Pick out the lines containing "JSON".

Listing:
——————————

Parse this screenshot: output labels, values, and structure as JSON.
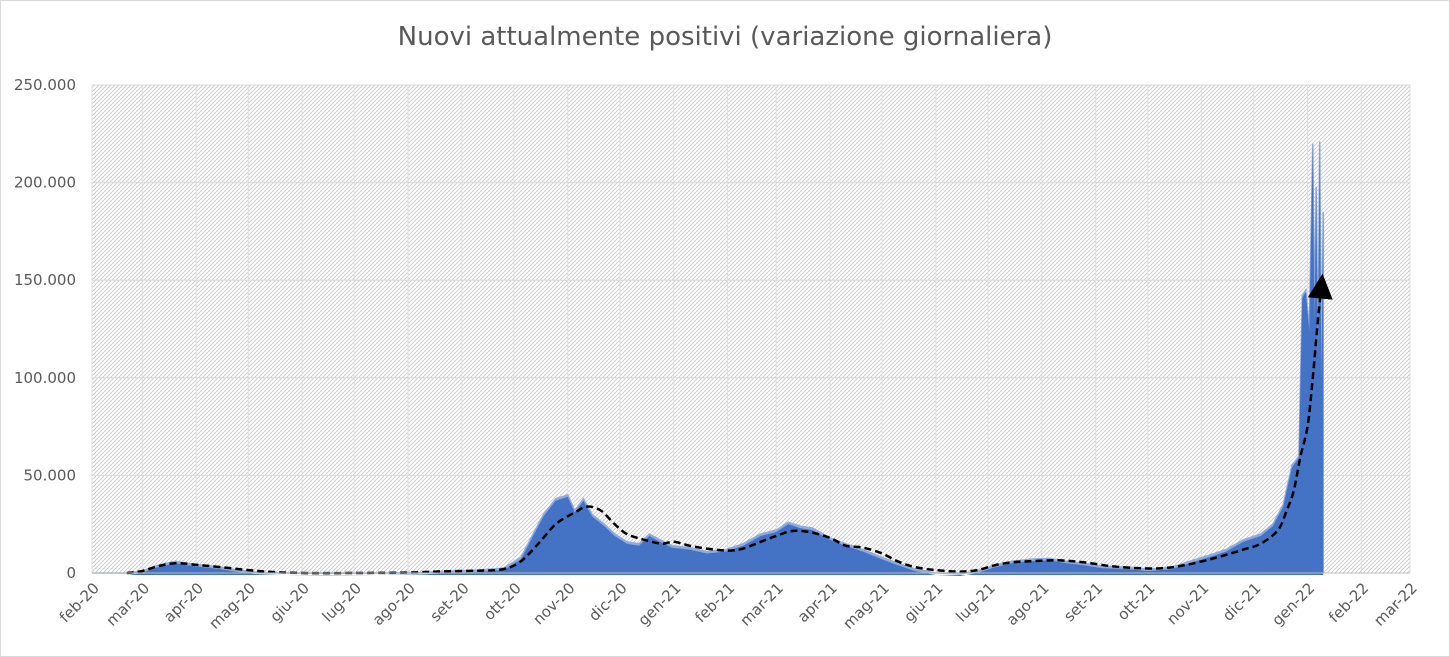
{
  "chart_data": {
    "type": "area",
    "title": "Nuovi attualmente positivi (variazione giornaliera)",
    "xlabel": "",
    "ylabel": "",
    "ylim": [
      0,
      250000
    ],
    "yticks": [
      0,
      50000,
      100000,
      150000,
      200000,
      250000
    ],
    "ytick_labels": [
      "0",
      "50.000",
      "100.000",
      "150.000",
      "200.000",
      "250.000"
    ],
    "x_tick_labels": [
      "feb-20",
      "mar-20",
      "apr-20",
      "mag-20",
      "giu-20",
      "lug-20",
      "ago-20",
      "set-20",
      "ott-20",
      "nov-20",
      "dic-20",
      "gen-21",
      "feb-21",
      "mar-21",
      "apr-21",
      "mag-21",
      "giu-21",
      "lug-21",
      "ago-21",
      "set-21",
      "ott-21",
      "nov-21",
      "dic-21",
      "gen-22",
      "feb-22",
      "mar-22"
    ],
    "grid": true,
    "legend": "none",
    "colors": {
      "area": "#4472c4",
      "area_light": "#8faadc",
      "trend": "#000000"
    },
    "series": [
      {
        "kind": "daily-area",
        "points": [
          [
            "2020-02-01",
            0
          ],
          [
            "2020-02-21",
            0
          ],
          [
            "2020-03-01",
            1000
          ],
          [
            "2020-03-10",
            4000
          ],
          [
            "2020-03-20",
            6000
          ],
          [
            "2020-03-28",
            4800
          ],
          [
            "2020-04-05",
            4000
          ],
          [
            "2020-04-15",
            3000
          ],
          [
            "2020-04-25",
            1500
          ],
          [
            "2020-05-05",
            500
          ],
          [
            "2020-05-20",
            0
          ],
          [
            "2020-06-15",
            -200
          ],
          [
            "2020-07-15",
            0
          ],
          [
            "2020-08-10",
            300
          ],
          [
            "2020-08-25",
            1000
          ],
          [
            "2020-09-10",
            1500
          ],
          [
            "2020-09-25",
            2500
          ],
          [
            "2020-10-05",
            8000
          ],
          [
            "2020-10-12",
            20000
          ],
          [
            "2020-10-18",
            30000
          ],
          [
            "2020-10-25",
            38000
          ],
          [
            "2020-11-01",
            40000
          ],
          [
            "2020-11-05",
            32000
          ],
          [
            "2020-11-10",
            38000
          ],
          [
            "2020-11-15",
            30000
          ],
          [
            "2020-11-22",
            25000
          ],
          [
            "2020-11-28",
            20000
          ],
          [
            "2020-12-05",
            16000
          ],
          [
            "2020-12-12",
            15000
          ],
          [
            "2020-12-18",
            20000
          ],
          [
            "2020-12-24",
            17000
          ],
          [
            "2020-12-31",
            14000
          ],
          [
            "2021-01-10",
            13000
          ],
          [
            "2021-01-20",
            11000
          ],
          [
            "2021-01-31",
            12000
          ],
          [
            "2021-02-10",
            15000
          ],
          [
            "2021-02-20",
            20000
          ],
          [
            "2021-03-01",
            22000
          ],
          [
            "2021-03-08",
            26000
          ],
          [
            "2021-03-15",
            24000
          ],
          [
            "2021-03-22",
            23000
          ],
          [
            "2021-04-01",
            18000
          ],
          [
            "2021-04-10",
            15000
          ],
          [
            "2021-04-20",
            12000
          ],
          [
            "2021-05-01",
            8000
          ],
          [
            "2021-05-10",
            5000
          ],
          [
            "2021-05-20",
            2000
          ],
          [
            "2021-06-01",
            0
          ],
          [
            "2021-06-15",
            -500
          ],
          [
            "2021-06-25",
            1000
          ],
          [
            "2021-07-05",
            4000
          ],
          [
            "2021-07-15",
            6000
          ],
          [
            "2021-07-25",
            7000
          ],
          [
            "2021-08-05",
            7500
          ],
          [
            "2021-08-15",
            6000
          ],
          [
            "2021-08-25",
            5000
          ],
          [
            "2021-09-05",
            3500
          ],
          [
            "2021-09-20",
            3000
          ],
          [
            "2021-10-01",
            2000
          ],
          [
            "2021-10-15",
            3000
          ],
          [
            "2021-10-25",
            6000
          ],
          [
            "2021-11-05",
            9000
          ],
          [
            "2021-11-15",
            12000
          ],
          [
            "2021-11-25",
            17000
          ],
          [
            "2021-12-05",
            20000
          ],
          [
            "2021-12-12",
            25000
          ],
          [
            "2021-12-18",
            35000
          ],
          [
            "2021-12-23",
            55000
          ],
          [
            "2021-12-27",
            60000
          ],
          [
            "2021-12-29",
            142000
          ],
          [
            "2021-12-31",
            145000
          ],
          [
            "2022-01-02",
            125000
          ],
          [
            "2022-01-04",
            220000
          ],
          [
            "2022-01-05",
            130000
          ],
          [
            "2022-01-06",
            198000
          ],
          [
            "2022-01-07",
            110000
          ],
          [
            "2022-01-08",
            221000
          ],
          [
            "2022-01-09",
            100000
          ],
          [
            "2022-01-10",
            185000
          ]
        ]
      },
      {
        "kind": "trend-dashed",
        "points": [
          [
            "2020-02-21",
            0
          ],
          [
            "2020-03-01",
            1000
          ],
          [
            "2020-03-10",
            3500
          ],
          [
            "2020-03-20",
            5000
          ],
          [
            "2020-04-01",
            4200
          ],
          [
            "2020-04-15",
            3000
          ],
          [
            "2020-05-01",
            1500
          ],
          [
            "2020-05-15",
            500
          ],
          [
            "2020-06-01",
            0
          ],
          [
            "2020-07-01",
            0
          ],
          [
            "2020-08-01",
            200
          ],
          [
            "2020-08-20",
            800
          ],
          [
            "2020-09-10",
            1200
          ],
          [
            "2020-09-25",
            2000
          ],
          [
            "2020-10-05",
            6000
          ],
          [
            "2020-10-15",
            15000
          ],
          [
            "2020-10-25",
            25000
          ],
          [
            "2020-11-05",
            31000
          ],
          [
            "2020-11-12",
            34000
          ],
          [
            "2020-11-20",
            32000
          ],
          [
            "2020-11-28",
            25000
          ],
          [
            "2020-12-05",
            20000
          ],
          [
            "2020-12-15",
            17000
          ],
          [
            "2020-12-25",
            15000
          ],
          [
            "2021-01-01",
            16000
          ],
          [
            "2021-01-10",
            14000
          ],
          [
            "2021-01-20",
            12500
          ],
          [
            "2021-02-01",
            11500
          ],
          [
            "2021-02-10",
            12500
          ],
          [
            "2021-02-20",
            16000
          ],
          [
            "2021-03-01",
            19000
          ],
          [
            "2021-03-10",
            21500
          ],
          [
            "2021-03-20",
            21000
          ],
          [
            "2021-04-01",
            18000
          ],
          [
            "2021-04-10",
            14000
          ],
          [
            "2021-04-20",
            13000
          ],
          [
            "2021-05-01",
            10000
          ],
          [
            "2021-05-10",
            6000
          ],
          [
            "2021-05-20",
            3000
          ],
          [
            "2021-06-01",
            1500
          ],
          [
            "2021-06-15",
            700
          ],
          [
            "2021-06-25",
            1500
          ],
          [
            "2021-07-05",
            4000
          ],
          [
            "2021-07-15",
            5500
          ],
          [
            "2021-07-25",
            6000
          ],
          [
            "2021-08-10",
            6500
          ],
          [
            "2021-08-25",
            5500
          ],
          [
            "2021-09-10",
            3500
          ],
          [
            "2021-09-25",
            2500
          ],
          [
            "2021-10-10",
            2500
          ],
          [
            "2021-10-25",
            4500
          ],
          [
            "2021-11-10",
            8000
          ],
          [
            "2021-11-25",
            12000
          ],
          [
            "2021-12-05",
            15000
          ],
          [
            "2021-12-15",
            22000
          ],
          [
            "2021-12-20",
            32000
          ],
          [
            "2021-12-24",
            42000
          ],
          [
            "2021-12-28",
            60000
          ],
          [
            "2022-01-01",
            75000
          ],
          [
            "2022-01-04",
            100000
          ],
          [
            "2022-01-07",
            130000
          ],
          [
            "2022-01-09",
            147000
          ]
        ]
      }
    ]
  }
}
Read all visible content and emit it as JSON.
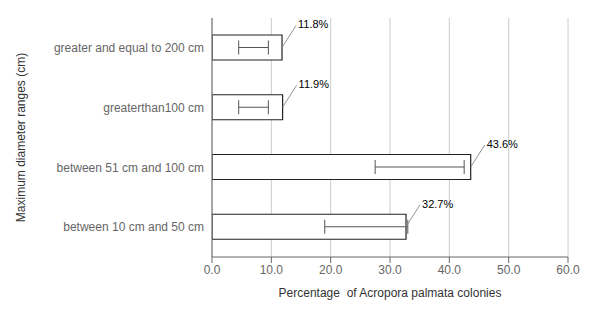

——————————

Exercise solution:
Parse this screenshot: output labels, values, and structure as JSON.
Read all visible content and emit it as JSON.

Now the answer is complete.